**WHAT TO DO**
Find the lines that hold the word "pysäköintiä" and return them.
-- START --
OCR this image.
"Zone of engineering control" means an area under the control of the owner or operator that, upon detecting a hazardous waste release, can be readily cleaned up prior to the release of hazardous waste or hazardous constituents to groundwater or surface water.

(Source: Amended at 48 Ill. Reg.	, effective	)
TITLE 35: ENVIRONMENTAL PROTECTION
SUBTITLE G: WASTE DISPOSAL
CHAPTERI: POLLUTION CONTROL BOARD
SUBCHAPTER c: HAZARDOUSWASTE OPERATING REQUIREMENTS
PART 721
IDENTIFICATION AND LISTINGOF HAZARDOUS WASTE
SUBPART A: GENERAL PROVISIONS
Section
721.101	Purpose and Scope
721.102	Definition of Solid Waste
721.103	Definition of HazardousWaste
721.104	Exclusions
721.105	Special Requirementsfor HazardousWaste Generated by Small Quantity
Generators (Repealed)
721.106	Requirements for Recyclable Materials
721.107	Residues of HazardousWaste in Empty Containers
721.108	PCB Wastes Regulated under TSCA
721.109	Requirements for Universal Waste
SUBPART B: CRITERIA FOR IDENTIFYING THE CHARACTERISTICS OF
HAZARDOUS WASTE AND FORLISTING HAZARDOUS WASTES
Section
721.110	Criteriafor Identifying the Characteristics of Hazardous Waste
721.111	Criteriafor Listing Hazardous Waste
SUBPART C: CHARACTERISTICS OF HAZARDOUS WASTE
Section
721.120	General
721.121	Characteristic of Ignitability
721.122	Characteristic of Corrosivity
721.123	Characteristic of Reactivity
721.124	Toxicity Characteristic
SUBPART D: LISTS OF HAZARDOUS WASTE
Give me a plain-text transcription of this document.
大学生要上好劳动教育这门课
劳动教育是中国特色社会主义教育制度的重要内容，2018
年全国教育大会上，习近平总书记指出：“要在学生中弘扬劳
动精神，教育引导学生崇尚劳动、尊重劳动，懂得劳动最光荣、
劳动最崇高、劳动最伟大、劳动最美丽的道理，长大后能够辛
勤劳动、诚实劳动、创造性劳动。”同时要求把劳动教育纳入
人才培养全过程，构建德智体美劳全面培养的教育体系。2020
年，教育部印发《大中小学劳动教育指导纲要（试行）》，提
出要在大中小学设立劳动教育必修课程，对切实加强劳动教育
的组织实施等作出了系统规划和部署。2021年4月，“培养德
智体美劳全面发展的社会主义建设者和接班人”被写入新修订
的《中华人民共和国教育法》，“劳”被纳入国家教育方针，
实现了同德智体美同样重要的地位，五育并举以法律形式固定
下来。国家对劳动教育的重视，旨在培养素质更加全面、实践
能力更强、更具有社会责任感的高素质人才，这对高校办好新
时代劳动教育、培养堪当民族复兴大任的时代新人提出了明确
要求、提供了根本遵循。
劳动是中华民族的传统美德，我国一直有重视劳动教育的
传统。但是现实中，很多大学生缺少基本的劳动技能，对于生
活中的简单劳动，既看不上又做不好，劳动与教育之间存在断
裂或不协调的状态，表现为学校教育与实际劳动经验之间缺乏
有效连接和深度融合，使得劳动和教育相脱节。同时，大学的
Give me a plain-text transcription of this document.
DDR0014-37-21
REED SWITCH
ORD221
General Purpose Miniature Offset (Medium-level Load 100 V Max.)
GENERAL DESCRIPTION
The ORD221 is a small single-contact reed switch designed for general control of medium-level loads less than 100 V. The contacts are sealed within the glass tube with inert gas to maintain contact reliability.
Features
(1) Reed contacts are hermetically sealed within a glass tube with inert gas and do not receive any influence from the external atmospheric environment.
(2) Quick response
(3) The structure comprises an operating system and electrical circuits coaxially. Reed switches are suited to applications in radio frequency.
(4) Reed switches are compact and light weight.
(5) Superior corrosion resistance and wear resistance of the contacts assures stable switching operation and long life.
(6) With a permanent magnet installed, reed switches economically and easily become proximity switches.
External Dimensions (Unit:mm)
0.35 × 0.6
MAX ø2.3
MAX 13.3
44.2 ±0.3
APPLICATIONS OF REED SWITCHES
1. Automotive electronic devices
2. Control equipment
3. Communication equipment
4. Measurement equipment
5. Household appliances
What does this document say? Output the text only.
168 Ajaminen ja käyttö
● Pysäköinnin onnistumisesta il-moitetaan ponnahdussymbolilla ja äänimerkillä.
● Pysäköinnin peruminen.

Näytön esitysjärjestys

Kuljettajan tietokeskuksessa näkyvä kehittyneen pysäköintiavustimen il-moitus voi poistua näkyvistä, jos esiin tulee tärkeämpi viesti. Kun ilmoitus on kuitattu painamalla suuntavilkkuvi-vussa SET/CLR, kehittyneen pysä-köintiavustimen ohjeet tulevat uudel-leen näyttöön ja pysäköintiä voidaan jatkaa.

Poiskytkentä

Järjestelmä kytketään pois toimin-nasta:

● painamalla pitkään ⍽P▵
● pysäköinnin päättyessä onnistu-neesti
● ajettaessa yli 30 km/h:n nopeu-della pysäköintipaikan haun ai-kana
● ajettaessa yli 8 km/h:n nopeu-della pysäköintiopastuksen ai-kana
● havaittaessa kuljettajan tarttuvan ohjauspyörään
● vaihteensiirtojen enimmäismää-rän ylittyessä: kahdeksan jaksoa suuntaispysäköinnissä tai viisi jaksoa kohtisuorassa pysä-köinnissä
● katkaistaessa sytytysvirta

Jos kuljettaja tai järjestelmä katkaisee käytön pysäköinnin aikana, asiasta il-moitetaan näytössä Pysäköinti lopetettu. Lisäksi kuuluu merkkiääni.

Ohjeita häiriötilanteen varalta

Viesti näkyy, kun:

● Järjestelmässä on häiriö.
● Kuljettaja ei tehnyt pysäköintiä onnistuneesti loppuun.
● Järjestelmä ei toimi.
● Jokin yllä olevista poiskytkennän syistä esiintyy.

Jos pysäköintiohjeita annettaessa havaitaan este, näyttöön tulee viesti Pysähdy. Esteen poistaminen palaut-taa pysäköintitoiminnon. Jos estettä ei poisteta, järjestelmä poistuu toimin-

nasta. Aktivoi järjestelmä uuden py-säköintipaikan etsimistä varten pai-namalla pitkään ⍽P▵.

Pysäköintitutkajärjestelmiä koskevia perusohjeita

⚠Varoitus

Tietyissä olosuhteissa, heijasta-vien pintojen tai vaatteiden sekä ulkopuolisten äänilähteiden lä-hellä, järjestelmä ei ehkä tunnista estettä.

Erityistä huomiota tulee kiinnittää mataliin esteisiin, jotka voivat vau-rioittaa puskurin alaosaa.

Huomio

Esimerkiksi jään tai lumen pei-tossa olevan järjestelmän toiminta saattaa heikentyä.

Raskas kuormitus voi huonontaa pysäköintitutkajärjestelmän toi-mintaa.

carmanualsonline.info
-- END --
**EXERCISE RESULT**
Kuljettajan tietokeskuksessa näkyvä kehittyneen pysäköintiavustimen il-moitus voi poistua näkyvistä, jos esiin tulee tärkeämpi viesti. Kun ilmoitus on kuitattu painamalla suuntavilkkuvi-vussa SET/CLR, kehittyneen pysä-köintiavustimen ohjeet tulevat uudel-leen näyttöön ja pysäköintiä voidaan jatkaa.
● Kuljettaja ei tehnyt pysäköintiä onnistuneesti loppuun.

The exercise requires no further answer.